--- Data lines ---
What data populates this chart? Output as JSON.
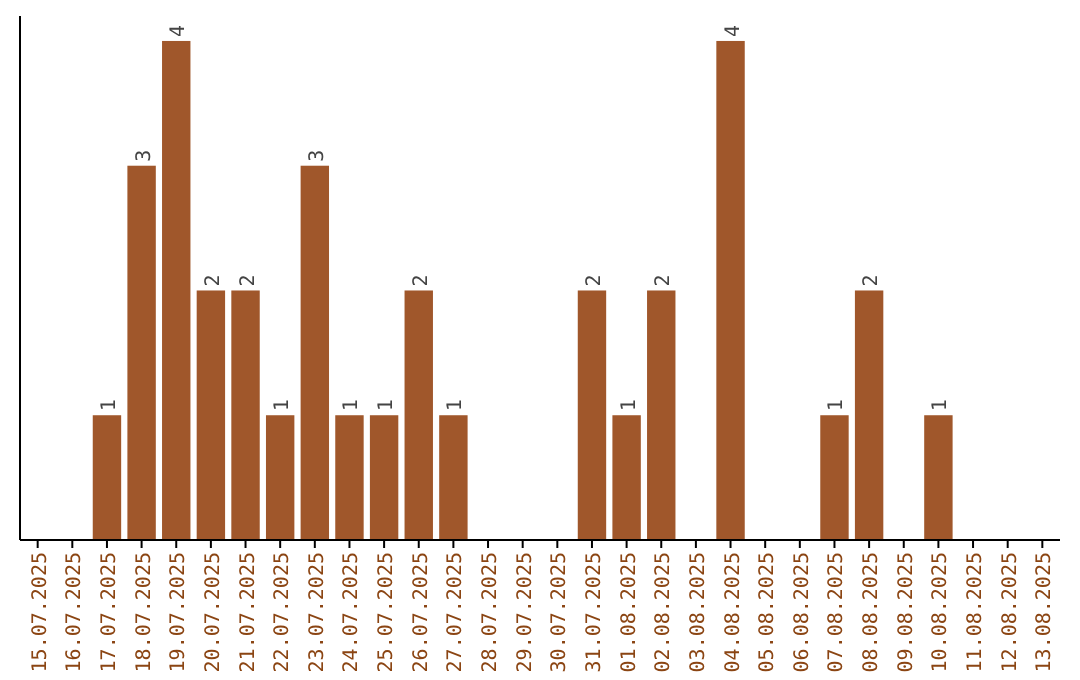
{
  "chart_data": {
    "type": "bar",
    "categories": [
      "15.07.2025",
      "16.07.2025",
      "17.07.2025",
      "18.07.2025",
      "19.07.2025",
      "20.07.2025",
      "21.07.2025",
      "22.07.2025",
      "23.07.2025",
      "24.07.2025",
      "25.07.2025",
      "26.07.2025",
      "27.07.2025",
      "28.07.2025",
      "29.07.2025",
      "30.07.2025",
      "31.07.2025",
      "01.08.2025",
      "02.08.2025",
      "03.08.2025",
      "04.08.2025",
      "05.08.2025",
      "06.08.2025",
      "07.08.2025",
      "08.08.2025",
      "09.08.2025",
      "10.08.2025",
      "11.08.2025",
      "12.08.2025",
      "13.08.2025"
    ],
    "values": [
      0,
      0,
      1,
      3,
      4,
      2,
      2,
      1,
      3,
      1,
      1,
      2,
      1,
      0,
      0,
      0,
      2,
      1,
      2,
      0,
      4,
      0,
      0,
      1,
      2,
      0,
      1,
      0,
      0,
      0
    ],
    "value_labels": [
      null,
      null,
      "1",
      "3",
      "4",
      "2",
      "2",
      "1",
      "3",
      "1",
      "1",
      "2",
      "1",
      null,
      null,
      null,
      "2",
      "1",
      "2",
      null,
      "4",
      null,
      null,
      "1",
      "2",
      null,
      "1",
      null,
      null,
      null
    ],
    "color": "#a0572b",
    "ylim": [
      0,
      4.2
    ],
    "tick_labels": "x"
  }
}
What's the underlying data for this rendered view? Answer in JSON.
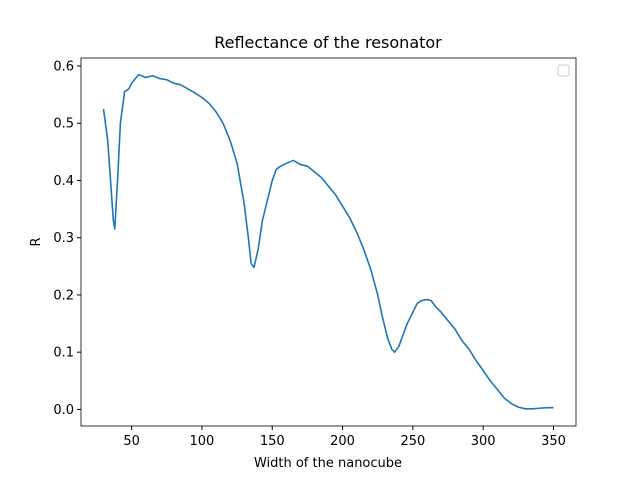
{
  "chart_data": {
    "type": "line",
    "title": "Reflectance of the resonator",
    "x_label": "Width of the nanocube",
    "y_label": "R",
    "x": [
      30,
      33,
      35,
      37,
      38,
      40,
      42,
      45,
      48,
      50,
      55,
      60,
      65,
      70,
      75,
      80,
      85,
      90,
      95,
      100,
      105,
      110,
      115,
      120,
      125,
      130,
      133,
      135,
      137,
      140,
      143,
      146,
      150,
      153,
      156,
      160,
      165,
      170,
      175,
      180,
      185,
      190,
      195,
      200,
      205,
      210,
      215,
      220,
      225,
      228,
      232,
      235,
      237,
      240,
      243,
      246,
      250,
      253,
      256,
      260,
      263,
      266,
      270,
      275,
      280,
      285,
      290,
      295,
      300,
      305,
      310,
      315,
      320,
      325,
      330,
      335,
      340,
      345,
      350
    ],
    "series": [
      {
        "color": "#1f77b4",
        "values": [
          0.525,
          0.47,
          0.4,
          0.33,
          0.315,
          0.4,
          0.5,
          0.555,
          0.56,
          0.57,
          0.585,
          0.58,
          0.583,
          0.578,
          0.576,
          0.57,
          0.567,
          0.56,
          0.553,
          0.545,
          0.535,
          0.52,
          0.5,
          0.47,
          0.43,
          0.36,
          0.3,
          0.255,
          0.248,
          0.28,
          0.33,
          0.36,
          0.4,
          0.42,
          0.425,
          0.43,
          0.435,
          0.428,
          0.425,
          0.415,
          0.405,
          0.39,
          0.375,
          0.355,
          0.335,
          0.31,
          0.28,
          0.245,
          0.2,
          0.165,
          0.125,
          0.105,
          0.1,
          0.11,
          0.13,
          0.15,
          0.17,
          0.185,
          0.19,
          0.192,
          0.19,
          0.18,
          0.17,
          0.155,
          0.14,
          0.12,
          0.105,
          0.085,
          0.068,
          0.05,
          0.035,
          0.02,
          0.01,
          0.004,
          0.001,
          0.001,
          0.002,
          0.003,
          0.003
        ]
      }
    ],
    "xlim": [
      14,
      366
    ],
    "xticks": [
      50,
      100,
      150,
      200,
      250,
      300,
      350
    ],
    "ylim": [
      -0.029,
      0.614
    ],
    "yticks": [
      {
        "value": 0,
        "label": "0.0"
      },
      0.1,
      0.2,
      0.3,
      0.4,
      0.5,
      0.6
    ],
    "grid": false
  }
}
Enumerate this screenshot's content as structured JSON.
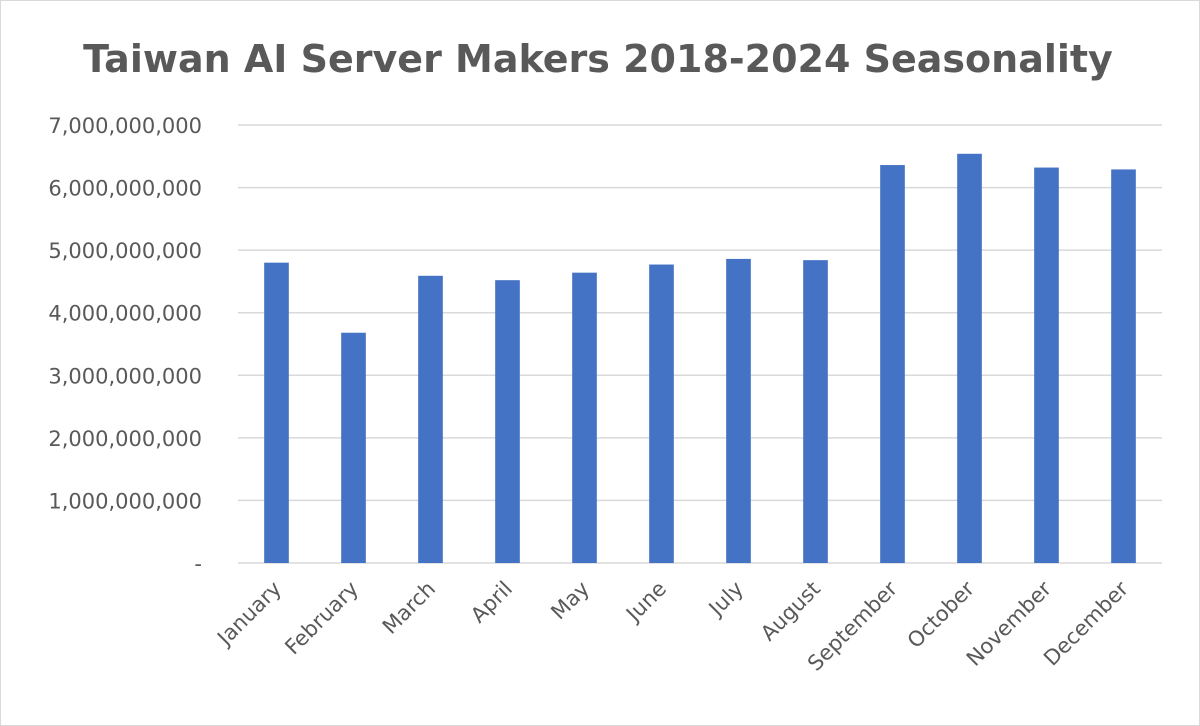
{
  "chart_data": {
    "type": "bar",
    "title": "Taiwan AI Server Makers 2018-2024 Seasonality",
    "xlabel": "",
    "ylabel": "",
    "categories": [
      "January",
      "February",
      "March",
      "April",
      "May",
      "June",
      "July",
      "August",
      "September",
      "October",
      "November",
      "December"
    ],
    "values": [
      4800000000,
      3680000000,
      4590000000,
      4520000000,
      4640000000,
      4770000000,
      4860000000,
      4840000000,
      6360000000,
      6540000000,
      6320000000,
      6290000000
    ],
    "ylim": [
      0,
      7000000000
    ],
    "yticks": [
      0,
      1000000000,
      2000000000,
      3000000000,
      4000000000,
      5000000000,
      6000000000,
      7000000000
    ],
    "ytick_labels": [
      "-",
      "1,000,000,000",
      "2,000,000,000",
      "3,000,000,000",
      "4,000,000,000",
      "5,000,000,000",
      "6,000,000,000",
      "7,000,000,000"
    ],
    "grid": true,
    "legend": "none",
    "bar_color": "#4472C4"
  }
}
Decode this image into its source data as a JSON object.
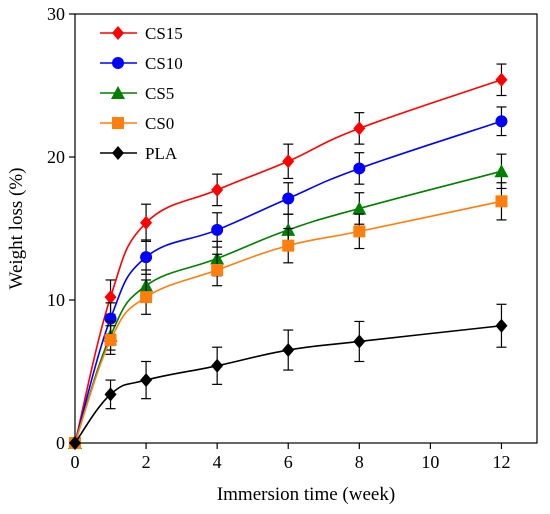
{
  "chart_data": {
    "type": "line",
    "xlabel": "Immersion time (week)",
    "ylabel": "Weight loss (%)",
    "xlim": [
      0,
      13
    ],
    "ylim": [
      0,
      30
    ],
    "x_ticks": [
      0,
      2,
      4,
      6,
      8,
      10,
      12
    ],
    "y_ticks": [
      0,
      10,
      20,
      30
    ],
    "grid": false,
    "legend_position": "top-left",
    "x": [
      0,
      1,
      2,
      4,
      6,
      8,
      12
    ],
    "series": [
      {
        "name": "CS15",
        "color": "#ff0000",
        "marker": "diamond",
        "values": [
          0,
          10.2,
          15.4,
          17.7,
          19.7,
          22.0,
          25.4
        ],
        "errors": [
          0,
          1.2,
          1.3,
          1.1,
          1.2,
          1.1,
          1.1
        ]
      },
      {
        "name": "CS10",
        "color": "#0000ff",
        "marker": "circle",
        "values": [
          0,
          8.7,
          13.0,
          14.9,
          17.1,
          19.2,
          22.5
        ],
        "errors": [
          0,
          1.1,
          1.2,
          1.2,
          1.1,
          1.1,
          1.0
        ]
      },
      {
        "name": "CS5",
        "color": "#008000",
        "marker": "triangle",
        "values": [
          0,
          7.5,
          11.0,
          12.9,
          14.9,
          16.4,
          19.0
        ],
        "errors": [
          0,
          1.0,
          1.1,
          1.2,
          1.1,
          1.1,
          1.2
        ]
      },
      {
        "name": "CS0",
        "color": "#ff7f0e",
        "marker": "square",
        "values": [
          0,
          7.2,
          10.2,
          12.1,
          13.8,
          14.8,
          16.9
        ],
        "errors": [
          0,
          1.0,
          1.2,
          1.1,
          1.2,
          1.2,
          1.3
        ]
      },
      {
        "name": "PLA",
        "color": "#000000",
        "marker": "diamond",
        "values": [
          0,
          3.4,
          4.4,
          5.4,
          6.5,
          7.1,
          8.2
        ],
        "errors": [
          0,
          1.0,
          1.3,
          1.3,
          1.4,
          1.4,
          1.5
        ]
      }
    ]
  }
}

--- Objective ---
Using the listing above, show each line holding the string "What".

--- Written response ---
What data populates this chart? Output as JSON.
What's the underlying data for this rendered view? Answer in JSON.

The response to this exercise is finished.